Given problem: From the listing below, pull out every line where the string "this" appears.

Extracted data:
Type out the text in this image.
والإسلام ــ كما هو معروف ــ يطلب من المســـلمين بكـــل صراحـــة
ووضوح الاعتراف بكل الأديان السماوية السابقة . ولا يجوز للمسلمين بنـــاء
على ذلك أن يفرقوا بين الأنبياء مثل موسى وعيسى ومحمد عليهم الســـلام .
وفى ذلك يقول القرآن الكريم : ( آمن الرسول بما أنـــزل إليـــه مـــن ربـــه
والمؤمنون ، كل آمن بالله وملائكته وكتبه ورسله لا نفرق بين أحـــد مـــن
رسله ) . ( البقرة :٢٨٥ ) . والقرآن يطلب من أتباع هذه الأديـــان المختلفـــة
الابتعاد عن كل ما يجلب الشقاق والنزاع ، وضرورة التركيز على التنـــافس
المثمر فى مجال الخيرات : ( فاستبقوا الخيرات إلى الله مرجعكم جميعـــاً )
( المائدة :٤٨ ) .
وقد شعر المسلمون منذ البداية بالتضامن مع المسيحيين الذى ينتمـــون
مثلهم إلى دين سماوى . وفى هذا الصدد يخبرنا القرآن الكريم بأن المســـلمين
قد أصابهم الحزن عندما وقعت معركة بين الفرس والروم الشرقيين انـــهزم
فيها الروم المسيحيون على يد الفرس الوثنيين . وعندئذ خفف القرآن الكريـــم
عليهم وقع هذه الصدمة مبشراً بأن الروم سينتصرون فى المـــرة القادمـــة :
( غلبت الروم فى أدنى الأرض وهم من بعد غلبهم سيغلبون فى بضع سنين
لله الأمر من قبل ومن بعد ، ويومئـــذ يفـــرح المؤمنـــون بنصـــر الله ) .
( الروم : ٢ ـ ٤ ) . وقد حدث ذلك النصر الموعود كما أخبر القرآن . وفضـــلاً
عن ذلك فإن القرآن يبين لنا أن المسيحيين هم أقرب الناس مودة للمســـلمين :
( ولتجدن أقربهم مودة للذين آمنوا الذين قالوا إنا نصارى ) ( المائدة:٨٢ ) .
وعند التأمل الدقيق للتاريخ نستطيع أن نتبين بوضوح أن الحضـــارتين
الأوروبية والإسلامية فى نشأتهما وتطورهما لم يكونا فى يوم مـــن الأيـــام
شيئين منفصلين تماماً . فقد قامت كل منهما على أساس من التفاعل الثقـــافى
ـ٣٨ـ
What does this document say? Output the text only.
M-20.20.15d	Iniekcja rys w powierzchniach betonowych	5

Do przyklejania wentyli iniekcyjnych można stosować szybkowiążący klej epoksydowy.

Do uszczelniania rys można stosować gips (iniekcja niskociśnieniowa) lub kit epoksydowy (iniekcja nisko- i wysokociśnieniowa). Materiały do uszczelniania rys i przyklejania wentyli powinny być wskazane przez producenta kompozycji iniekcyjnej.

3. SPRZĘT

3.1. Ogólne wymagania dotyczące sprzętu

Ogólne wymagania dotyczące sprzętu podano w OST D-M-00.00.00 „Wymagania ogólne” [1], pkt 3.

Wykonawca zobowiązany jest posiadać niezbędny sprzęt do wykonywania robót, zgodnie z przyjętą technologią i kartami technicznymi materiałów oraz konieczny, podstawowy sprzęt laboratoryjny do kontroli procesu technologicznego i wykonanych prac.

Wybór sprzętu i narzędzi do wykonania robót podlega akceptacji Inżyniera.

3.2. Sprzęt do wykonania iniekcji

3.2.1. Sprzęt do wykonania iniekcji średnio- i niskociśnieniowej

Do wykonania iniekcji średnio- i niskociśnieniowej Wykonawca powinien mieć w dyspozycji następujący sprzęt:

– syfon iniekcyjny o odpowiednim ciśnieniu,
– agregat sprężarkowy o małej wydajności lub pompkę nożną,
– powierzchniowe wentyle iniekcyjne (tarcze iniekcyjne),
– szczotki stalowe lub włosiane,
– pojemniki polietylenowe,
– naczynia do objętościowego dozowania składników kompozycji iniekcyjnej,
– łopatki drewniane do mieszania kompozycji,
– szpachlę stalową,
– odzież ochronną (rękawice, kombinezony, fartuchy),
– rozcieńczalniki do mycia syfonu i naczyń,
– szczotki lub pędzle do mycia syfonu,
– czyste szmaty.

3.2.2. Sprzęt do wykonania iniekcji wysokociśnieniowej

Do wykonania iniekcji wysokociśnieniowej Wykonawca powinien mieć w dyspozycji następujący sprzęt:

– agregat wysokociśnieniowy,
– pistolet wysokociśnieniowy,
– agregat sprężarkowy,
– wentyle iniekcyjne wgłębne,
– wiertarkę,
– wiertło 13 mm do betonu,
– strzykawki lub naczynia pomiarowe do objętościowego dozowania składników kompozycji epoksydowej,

Written solution:
Type out the text in this image.
What does this document say? Output the text only.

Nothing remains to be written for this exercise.